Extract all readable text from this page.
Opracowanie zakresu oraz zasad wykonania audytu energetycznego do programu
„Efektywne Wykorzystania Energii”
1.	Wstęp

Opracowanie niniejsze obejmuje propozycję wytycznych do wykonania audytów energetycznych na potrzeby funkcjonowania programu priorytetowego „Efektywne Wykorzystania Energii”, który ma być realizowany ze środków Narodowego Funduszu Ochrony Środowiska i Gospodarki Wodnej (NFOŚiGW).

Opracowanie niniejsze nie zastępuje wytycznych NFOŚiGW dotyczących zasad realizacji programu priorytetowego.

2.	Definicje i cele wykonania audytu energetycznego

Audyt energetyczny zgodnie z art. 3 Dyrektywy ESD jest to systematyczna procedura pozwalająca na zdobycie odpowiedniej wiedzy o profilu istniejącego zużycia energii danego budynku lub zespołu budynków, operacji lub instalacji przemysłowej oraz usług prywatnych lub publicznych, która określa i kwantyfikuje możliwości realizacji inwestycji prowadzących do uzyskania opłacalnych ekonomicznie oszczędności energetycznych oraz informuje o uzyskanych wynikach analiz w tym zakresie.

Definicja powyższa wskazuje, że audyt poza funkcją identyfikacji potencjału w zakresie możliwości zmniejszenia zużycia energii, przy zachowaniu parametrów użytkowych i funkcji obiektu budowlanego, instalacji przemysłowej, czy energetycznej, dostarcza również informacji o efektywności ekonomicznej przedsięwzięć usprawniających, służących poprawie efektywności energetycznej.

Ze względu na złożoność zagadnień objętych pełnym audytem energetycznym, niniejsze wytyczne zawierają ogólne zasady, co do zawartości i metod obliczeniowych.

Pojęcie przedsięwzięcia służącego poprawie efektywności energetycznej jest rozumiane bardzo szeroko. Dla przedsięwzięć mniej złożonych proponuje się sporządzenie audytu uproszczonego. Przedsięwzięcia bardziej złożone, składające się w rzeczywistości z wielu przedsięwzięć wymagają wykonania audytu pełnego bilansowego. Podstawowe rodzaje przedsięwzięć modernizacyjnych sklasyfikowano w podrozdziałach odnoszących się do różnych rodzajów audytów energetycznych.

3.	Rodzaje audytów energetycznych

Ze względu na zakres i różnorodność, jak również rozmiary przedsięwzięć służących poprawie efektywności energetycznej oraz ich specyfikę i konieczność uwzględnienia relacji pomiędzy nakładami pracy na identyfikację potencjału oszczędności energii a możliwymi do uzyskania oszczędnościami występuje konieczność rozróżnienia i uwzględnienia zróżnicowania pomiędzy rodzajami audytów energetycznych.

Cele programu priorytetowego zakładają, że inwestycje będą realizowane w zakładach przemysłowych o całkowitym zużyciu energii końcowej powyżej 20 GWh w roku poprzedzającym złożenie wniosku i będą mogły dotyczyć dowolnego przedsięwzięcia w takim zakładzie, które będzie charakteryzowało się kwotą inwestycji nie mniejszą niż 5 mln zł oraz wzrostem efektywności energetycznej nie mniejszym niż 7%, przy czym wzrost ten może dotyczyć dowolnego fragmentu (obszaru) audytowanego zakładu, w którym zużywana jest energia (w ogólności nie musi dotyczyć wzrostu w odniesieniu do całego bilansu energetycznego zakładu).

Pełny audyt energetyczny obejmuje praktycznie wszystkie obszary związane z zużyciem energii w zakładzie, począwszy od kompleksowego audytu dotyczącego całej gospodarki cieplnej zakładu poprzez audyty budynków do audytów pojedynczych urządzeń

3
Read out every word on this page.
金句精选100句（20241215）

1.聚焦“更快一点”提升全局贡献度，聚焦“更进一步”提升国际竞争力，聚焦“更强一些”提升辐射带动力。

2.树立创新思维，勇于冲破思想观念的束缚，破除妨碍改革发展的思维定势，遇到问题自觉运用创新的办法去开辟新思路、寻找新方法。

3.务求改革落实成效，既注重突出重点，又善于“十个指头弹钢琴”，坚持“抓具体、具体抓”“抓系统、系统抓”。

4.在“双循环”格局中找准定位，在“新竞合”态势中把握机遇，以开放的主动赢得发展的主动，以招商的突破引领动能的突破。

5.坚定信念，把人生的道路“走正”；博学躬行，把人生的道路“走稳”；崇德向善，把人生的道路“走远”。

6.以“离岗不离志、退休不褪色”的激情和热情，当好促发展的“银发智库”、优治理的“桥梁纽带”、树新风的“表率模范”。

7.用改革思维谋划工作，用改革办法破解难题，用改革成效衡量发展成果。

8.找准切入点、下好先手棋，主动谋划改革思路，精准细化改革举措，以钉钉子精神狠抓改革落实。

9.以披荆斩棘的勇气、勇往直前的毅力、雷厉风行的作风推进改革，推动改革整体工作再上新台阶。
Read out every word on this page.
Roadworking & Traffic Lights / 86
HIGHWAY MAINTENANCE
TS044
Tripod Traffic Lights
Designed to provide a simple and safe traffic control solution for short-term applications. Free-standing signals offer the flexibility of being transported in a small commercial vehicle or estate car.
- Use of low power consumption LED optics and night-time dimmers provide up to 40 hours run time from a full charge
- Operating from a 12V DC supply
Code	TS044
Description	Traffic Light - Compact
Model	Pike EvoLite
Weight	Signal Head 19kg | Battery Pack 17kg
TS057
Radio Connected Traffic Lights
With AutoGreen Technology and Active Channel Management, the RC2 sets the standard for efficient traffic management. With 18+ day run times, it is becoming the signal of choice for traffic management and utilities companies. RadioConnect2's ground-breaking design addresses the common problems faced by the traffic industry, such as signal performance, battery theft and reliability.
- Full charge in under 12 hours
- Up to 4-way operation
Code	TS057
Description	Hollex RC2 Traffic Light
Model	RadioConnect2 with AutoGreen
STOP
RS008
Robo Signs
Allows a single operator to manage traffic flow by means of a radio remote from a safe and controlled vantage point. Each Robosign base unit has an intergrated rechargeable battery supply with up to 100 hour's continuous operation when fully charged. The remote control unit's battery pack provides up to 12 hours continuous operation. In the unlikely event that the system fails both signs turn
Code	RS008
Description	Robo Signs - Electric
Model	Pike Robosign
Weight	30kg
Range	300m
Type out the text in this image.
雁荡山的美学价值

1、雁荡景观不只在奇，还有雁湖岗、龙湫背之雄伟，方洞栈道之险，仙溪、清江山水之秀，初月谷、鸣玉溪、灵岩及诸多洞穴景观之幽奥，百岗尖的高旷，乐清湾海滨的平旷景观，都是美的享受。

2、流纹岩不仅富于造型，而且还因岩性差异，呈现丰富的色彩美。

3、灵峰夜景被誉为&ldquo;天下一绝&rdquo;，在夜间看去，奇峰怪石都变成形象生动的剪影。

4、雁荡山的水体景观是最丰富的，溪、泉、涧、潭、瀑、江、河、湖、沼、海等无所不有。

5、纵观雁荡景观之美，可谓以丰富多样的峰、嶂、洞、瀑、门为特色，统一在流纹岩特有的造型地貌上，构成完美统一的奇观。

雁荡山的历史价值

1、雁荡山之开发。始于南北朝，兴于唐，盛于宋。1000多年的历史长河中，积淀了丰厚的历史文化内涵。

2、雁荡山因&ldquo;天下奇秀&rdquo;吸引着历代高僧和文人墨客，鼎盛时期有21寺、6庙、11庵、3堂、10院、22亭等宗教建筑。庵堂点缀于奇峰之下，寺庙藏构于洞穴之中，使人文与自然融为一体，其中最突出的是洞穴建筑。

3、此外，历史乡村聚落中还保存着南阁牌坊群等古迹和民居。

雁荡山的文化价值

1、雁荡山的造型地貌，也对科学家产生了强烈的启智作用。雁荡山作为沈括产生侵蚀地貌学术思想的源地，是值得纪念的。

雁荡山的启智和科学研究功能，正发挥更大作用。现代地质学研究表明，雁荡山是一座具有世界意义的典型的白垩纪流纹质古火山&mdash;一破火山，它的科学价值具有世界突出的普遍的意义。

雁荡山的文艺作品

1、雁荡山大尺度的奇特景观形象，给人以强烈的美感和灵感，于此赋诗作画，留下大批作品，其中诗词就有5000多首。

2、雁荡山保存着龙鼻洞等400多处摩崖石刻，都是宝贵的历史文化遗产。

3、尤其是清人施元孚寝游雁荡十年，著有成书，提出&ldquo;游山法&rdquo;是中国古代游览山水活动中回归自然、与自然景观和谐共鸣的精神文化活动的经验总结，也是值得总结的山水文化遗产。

┄┄┄┄┄┄┄┄┄┄┄┄┄┄┄┄┄┄┄┄

> **Task to carry out**: Copy down every line of the entries containing the word "Lights".

> **Exercise result**:
Roadworking & Traffic Lights / 86
Tripod Traffic Lights
Radio Connected Traffic Lights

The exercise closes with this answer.